[EXCERPTED PASSAGE start]

3.4.1.2 Scope of the PRA The Seabrook PRA is an integrated, all-modes PRA (i.e., modeling power operation, mode transition, and shutdown within a single PRA model). The power operation portions of the model are full scope (internal and external events), and Level 2 (i.e., containment performance) modeling. The shutdown operation portions of the model are currently Level 1 (internal events only).

3.4.1.3 PRA Modeling The licensees PRA model is a large event tree-type, which uses linked event trees to develop core damage sequences and fault trees to develop equations modeling the interaction of components within the systems analysis. Selected initiating events are also modeled via fault trees. In general, plant equipment is modeled at the component level, with multiple basic events representing various failure modes.

Dependencies within a system are modeled using the parametric Multiple Greek Letter method to account for unspecified dependencies. Dependencies between and among systems are modeled via logic rules in the event trees.

Component availability models include contributions from random failure, test, and maintenance unavailability. Common cause failures are included where appropriate. The SB2002X model uses average maintenance data for components. Failure rates for the current EDGs are developed using Seabrook-specific performance data acting upon generic industry data using a Bayesian update process. EDG unavailability data is based on actual licensee plant data through May 2002. Common cause failures between the existing EDGs and SEPS (two air-cooled Cummins DGs) are not modeled because they are of different types (water-cooled vs.

air-cooled), from different manufacturers, have different configurations, and require different maintenance procedures. A new model was created on the model of record (SB2002X) to estimate the risk impacts of extending the AOT from 3 days to 14 days combined with adding the SEPS diesels as an additional power source. Several modifications were made to the existing model to account for the addition of the SEPS. SEPS fault trees were added to model hardware failure and human error probabilities associated with aligning and powering the emergency buses. In addition, some structural changes were made to restructure a large AC power fault tree into smaller fault trees. These changes improved the event tree logic modeling the SEPS.

[EXCERPTED PASSAGE end]
[RECORDED INFORMATION start]

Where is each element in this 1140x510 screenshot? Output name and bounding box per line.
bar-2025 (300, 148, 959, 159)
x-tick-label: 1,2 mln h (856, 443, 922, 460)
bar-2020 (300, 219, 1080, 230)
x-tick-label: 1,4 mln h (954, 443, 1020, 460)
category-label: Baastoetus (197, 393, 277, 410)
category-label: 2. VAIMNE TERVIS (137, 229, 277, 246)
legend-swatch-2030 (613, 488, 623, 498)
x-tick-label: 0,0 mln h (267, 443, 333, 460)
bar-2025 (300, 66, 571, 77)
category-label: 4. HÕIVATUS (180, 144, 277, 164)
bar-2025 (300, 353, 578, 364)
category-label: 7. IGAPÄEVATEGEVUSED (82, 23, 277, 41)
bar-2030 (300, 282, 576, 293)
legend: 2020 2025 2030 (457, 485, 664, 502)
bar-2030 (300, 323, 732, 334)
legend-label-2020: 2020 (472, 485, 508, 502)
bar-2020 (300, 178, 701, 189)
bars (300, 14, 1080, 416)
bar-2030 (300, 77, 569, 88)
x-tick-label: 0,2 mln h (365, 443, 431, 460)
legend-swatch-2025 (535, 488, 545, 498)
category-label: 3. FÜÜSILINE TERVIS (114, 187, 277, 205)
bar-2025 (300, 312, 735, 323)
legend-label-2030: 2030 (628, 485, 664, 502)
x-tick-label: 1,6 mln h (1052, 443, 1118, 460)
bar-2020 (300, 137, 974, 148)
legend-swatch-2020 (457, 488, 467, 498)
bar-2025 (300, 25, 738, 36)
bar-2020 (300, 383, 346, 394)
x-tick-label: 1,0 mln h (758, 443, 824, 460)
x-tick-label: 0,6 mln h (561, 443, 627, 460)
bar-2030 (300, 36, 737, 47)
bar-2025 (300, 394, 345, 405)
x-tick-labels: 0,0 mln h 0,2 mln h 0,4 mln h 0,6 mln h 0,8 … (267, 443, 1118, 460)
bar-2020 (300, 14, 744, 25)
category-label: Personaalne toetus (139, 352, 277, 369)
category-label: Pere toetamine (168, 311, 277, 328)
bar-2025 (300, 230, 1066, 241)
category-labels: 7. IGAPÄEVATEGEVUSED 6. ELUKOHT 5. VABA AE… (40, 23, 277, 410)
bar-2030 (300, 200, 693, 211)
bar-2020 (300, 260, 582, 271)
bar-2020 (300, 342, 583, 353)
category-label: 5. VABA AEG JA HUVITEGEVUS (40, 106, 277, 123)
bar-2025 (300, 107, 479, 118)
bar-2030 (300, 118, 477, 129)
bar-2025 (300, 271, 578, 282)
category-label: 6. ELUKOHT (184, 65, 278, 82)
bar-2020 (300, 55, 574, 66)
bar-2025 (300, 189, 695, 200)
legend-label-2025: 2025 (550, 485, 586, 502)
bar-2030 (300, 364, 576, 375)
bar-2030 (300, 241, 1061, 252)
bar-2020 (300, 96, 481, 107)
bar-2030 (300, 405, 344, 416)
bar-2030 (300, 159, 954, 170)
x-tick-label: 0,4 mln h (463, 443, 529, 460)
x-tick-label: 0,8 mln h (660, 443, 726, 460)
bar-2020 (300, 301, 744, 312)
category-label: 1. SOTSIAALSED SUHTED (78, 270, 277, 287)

[RECORDED INFORMATION end]

**PROBLEMS TO WORK ON:**
• a. In the Seabrook risk assessment excerpt, what method is used to model dependencies within a system?
• b. Carry the Seabrook risk assessment passage forward with a few sentences that pick up right after its last line.

**RESULTS FOR EACH TASK:**
• a. The parametric Multiple Greek Letter method.

• b.
The proposed 72-hour to 14-day EDG AOT change, as well as SEPS implementation, is judged by the licensee to have no impact on initiating event frequencies. Initiating event frequencies resulting from support system failures are calculated using fault trees. All other initiating event frequencies use point estimates.

For the licensee's evaluation, the system fault trees had no truncation limits (i.e., all possible cutsets were generated). The event tree core damage sequences were truncated below 1E-14.

One of the characteristics of the linked event tree methodology is that the sum of the truncated sequence frequencies can be determined. At the 1E-14 truncation level, the unaccounted-for frequency is no more than about 0.2% of the total CDF. Based on the information presented by the licensee, the NRC finds that the licensee's determination that the adequacy of the truncation value used for the 14-day EDG AOT is reasonable and acceptable.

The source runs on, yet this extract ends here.